Jenkins caught the first pass of rookie quarterback Matt Ryan's NFL career and took it for a 62-yard touchdown against the Detroit Lions. Jenkins caught a pass and ran out of bounds, stopping the clock with one second left and allowing Jason Elam to successfully convert a 48-yard field goal to defeat the Chicago Bears during their week 6 game.

Jenkins set a new career high in receiving yards in 2008 with 777 on 50 receptions to go with four touchdowns.

====2009 season====
Jenkins started for the Falcons in 2009. He finished the season with 50 receptions, 635 yards, and a touchdown.

▶ [RECORDED INFORMATION]:

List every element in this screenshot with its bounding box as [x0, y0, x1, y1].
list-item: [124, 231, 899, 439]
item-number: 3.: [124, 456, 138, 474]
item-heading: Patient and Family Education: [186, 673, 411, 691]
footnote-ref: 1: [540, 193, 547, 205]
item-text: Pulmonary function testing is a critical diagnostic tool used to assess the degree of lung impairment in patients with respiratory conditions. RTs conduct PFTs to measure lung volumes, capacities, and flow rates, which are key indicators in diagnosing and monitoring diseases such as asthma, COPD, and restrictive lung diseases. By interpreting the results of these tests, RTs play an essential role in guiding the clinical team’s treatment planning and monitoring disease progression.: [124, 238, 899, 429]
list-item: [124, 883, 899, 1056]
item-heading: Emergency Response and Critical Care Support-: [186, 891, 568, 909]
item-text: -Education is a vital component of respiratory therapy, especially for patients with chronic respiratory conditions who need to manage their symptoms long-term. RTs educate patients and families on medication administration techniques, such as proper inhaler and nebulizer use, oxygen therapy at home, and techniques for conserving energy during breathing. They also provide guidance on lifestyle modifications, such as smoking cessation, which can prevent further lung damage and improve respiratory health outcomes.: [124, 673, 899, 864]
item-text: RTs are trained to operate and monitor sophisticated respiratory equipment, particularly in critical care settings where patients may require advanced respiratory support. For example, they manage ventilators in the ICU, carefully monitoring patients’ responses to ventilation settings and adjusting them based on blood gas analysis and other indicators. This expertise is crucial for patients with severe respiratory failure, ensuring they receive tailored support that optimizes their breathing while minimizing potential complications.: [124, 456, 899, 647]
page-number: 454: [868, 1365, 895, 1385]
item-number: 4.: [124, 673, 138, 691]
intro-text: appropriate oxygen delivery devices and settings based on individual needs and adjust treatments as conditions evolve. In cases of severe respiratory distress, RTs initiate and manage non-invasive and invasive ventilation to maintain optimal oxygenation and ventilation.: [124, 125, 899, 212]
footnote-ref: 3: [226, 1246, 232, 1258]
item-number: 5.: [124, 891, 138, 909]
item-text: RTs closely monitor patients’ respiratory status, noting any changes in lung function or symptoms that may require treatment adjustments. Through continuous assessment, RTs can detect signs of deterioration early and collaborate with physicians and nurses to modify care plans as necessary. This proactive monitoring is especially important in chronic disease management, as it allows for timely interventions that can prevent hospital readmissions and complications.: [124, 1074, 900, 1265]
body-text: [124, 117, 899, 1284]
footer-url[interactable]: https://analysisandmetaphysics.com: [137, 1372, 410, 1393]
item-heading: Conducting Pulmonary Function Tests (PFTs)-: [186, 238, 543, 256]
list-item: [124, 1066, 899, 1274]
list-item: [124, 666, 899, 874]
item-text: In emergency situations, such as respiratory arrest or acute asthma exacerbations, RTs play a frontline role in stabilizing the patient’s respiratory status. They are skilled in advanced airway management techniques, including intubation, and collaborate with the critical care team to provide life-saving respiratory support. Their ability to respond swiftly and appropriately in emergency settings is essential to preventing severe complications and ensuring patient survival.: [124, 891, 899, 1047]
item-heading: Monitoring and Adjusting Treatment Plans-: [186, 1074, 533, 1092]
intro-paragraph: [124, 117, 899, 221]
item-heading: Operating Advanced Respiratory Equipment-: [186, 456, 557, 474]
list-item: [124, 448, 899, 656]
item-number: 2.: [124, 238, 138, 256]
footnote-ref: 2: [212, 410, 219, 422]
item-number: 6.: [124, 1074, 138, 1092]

▶ [EXERCISE PROMPT]: Echo the part of the Jenkins text starting with "Jenkins caught the" and going on through "and a touchdown.", word for word.

▶ [RESPONSE FOR THIS EXERCISE]:
Jenkins caught the first pass of rookie quarterback Matt Ryan's NFL career and took it for a 62-yard touchdown against the Detroit Lions. Jenkins caught a pass and ran out of bounds, stopping the clock with one second left and allowing Jason Elam to successfully convert a 48-yard field goal to defeat the Chicago Bears during their week 6 game.

Jenkins set a new career high in receiving yards in 2008 with 777 on 50 receptions to go with four touchdowns.

====2009 season====
Jenkins started for the Falcons in 2009. He finished the season with 50 receptions, 635 yards, and a touchdown.